§ TASK PROMPT
Write out every entry precisely as given, leaving the pictures out.

§ DATA SHOWN

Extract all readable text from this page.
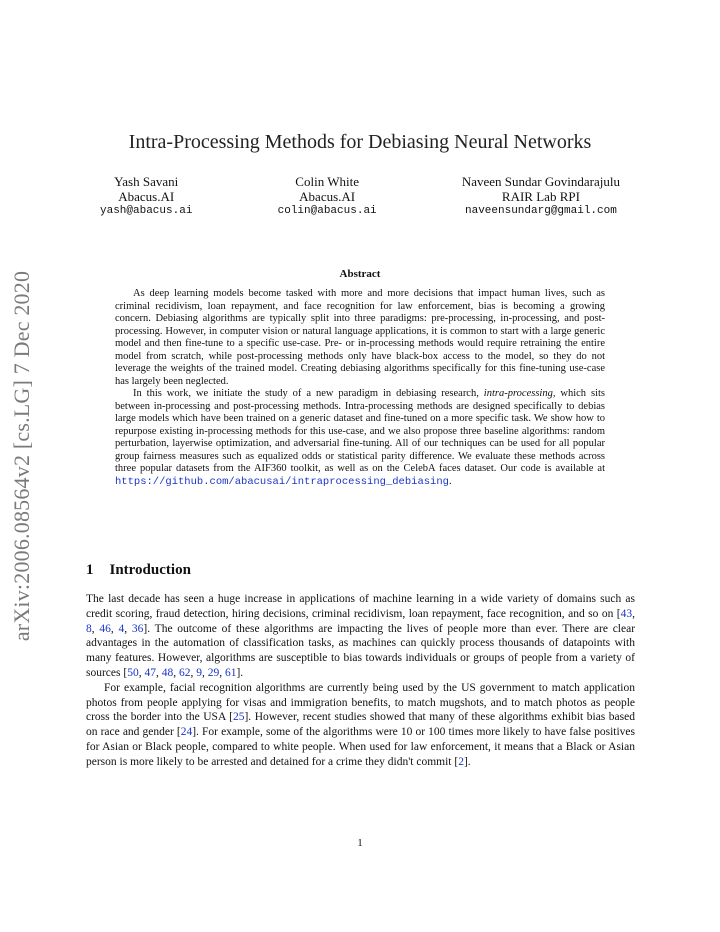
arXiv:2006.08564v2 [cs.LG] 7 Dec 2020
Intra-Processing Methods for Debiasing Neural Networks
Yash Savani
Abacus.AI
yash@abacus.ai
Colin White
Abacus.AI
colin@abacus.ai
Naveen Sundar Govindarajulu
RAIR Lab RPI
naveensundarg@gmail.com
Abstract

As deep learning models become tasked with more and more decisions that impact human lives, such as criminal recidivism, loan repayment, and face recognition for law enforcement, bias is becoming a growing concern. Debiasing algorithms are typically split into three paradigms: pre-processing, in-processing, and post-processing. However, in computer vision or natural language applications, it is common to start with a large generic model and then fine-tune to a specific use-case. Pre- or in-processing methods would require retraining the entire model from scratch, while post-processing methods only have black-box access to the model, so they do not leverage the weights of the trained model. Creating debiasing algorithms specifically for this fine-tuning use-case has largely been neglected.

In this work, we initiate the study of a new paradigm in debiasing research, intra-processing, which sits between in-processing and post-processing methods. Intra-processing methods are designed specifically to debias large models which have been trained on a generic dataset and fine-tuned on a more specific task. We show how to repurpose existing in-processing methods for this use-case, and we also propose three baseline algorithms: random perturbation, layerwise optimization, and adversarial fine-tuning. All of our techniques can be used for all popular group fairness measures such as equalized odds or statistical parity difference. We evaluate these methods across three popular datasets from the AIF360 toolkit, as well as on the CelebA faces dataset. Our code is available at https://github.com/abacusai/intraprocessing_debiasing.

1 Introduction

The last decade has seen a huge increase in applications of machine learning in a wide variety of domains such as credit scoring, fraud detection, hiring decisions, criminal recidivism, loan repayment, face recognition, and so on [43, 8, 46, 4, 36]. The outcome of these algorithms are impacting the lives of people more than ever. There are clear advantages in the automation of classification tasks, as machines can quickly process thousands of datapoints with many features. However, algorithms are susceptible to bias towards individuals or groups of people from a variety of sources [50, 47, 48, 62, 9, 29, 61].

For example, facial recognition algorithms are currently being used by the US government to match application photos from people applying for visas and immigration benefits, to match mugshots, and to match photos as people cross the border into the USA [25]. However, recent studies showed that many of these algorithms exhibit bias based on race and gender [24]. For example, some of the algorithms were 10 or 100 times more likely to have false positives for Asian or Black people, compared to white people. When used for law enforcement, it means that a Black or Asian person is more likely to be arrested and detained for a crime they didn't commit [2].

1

§ OUTPUT OF THE TASK
Extract all readable text from this page.
arXiv:2006.08564v2 [cs.LG] 7 Dec 2020
Intra-Processing Methods for Debiasing Neural Networks
Yash Savani
Abacus.AI
yash@abacus.ai
Colin White
Abacus.AI
colin@abacus.ai
Naveen Sundar Govindarajulu
RAIR Lab RPI
naveensundarg@gmail.com
Abstract

As deep learning models become tasked with more and more decisions that impact human lives, such as criminal recidivism, loan repayment, and face recognition for law enforcement, bias is becoming a growing concern. Debiasing algorithms are typically split into three paradigms: pre-processing, in-processing, and post-processing. However, in computer vision or natural language applications, it is common to start with a large generic model and then fine-tune to a specific use-case. Pre- or in-processing methods would require retraining the entire model from scratch, while post-processing methods only have black-box access to the model, so they do not leverage the weights of the trained model. Creating debiasing algorithms specifically for this fine-tuning use-case has largely been neglected.

In this work, we initiate the study of a new paradigm in debiasing research, intra-processing, which sits between in-processing and post-processing methods. Intra-processing methods are designed specifically to debias large models which have been trained on a generic dataset and fine-tuned on a more specific task. We show how to repurpose existing in-processing methods for this use-case, and we also propose three baseline algorithms: random perturbation, layerwise optimization, and adversarial fine-tuning. All of our techniques can be used for all popular group fairness measures such as equalized odds or statistical parity difference. We evaluate these methods across three popular datasets from the AIF360 toolkit, as well as on the CelebA faces dataset. Our code is available at https://github.com/abacusai/intraprocessing_debiasing.

1 Introduction

The last decade has seen a huge increase in applications of machine learning in a wide variety of domains such as credit scoring, fraud detection, hiring decisions, criminal recidivism, loan repayment, face recognition, and so on [43, 8, 46, 4, 36]. The outcome of these algorithms are impacting the lives of people more than ever. There are clear advantages in the automation of classification tasks, as machines can quickly process thousands of datapoints with many features. However, algorithms are susceptible to bias towards individuals or groups of people from a variety of sources [50, 47, 48, 62, 9, 29, 61].

For example, facial recognition algorithms are currently being used by the US government to match application photos from people applying for visas and immigration benefits, to match mugshots, and to match photos as people cross the border into the USA [25]. However, recent studies showed that many of these algorithms exhibit bias based on race and gender [24]. For example, some of the algorithms were 10 or 100 times more likely to have false positives for Asian or Black people, compared to white people. When used for law enforcement, it means that a Black or Asian person is more likely to be arrested and detained for a crime they didn't commit [2].

1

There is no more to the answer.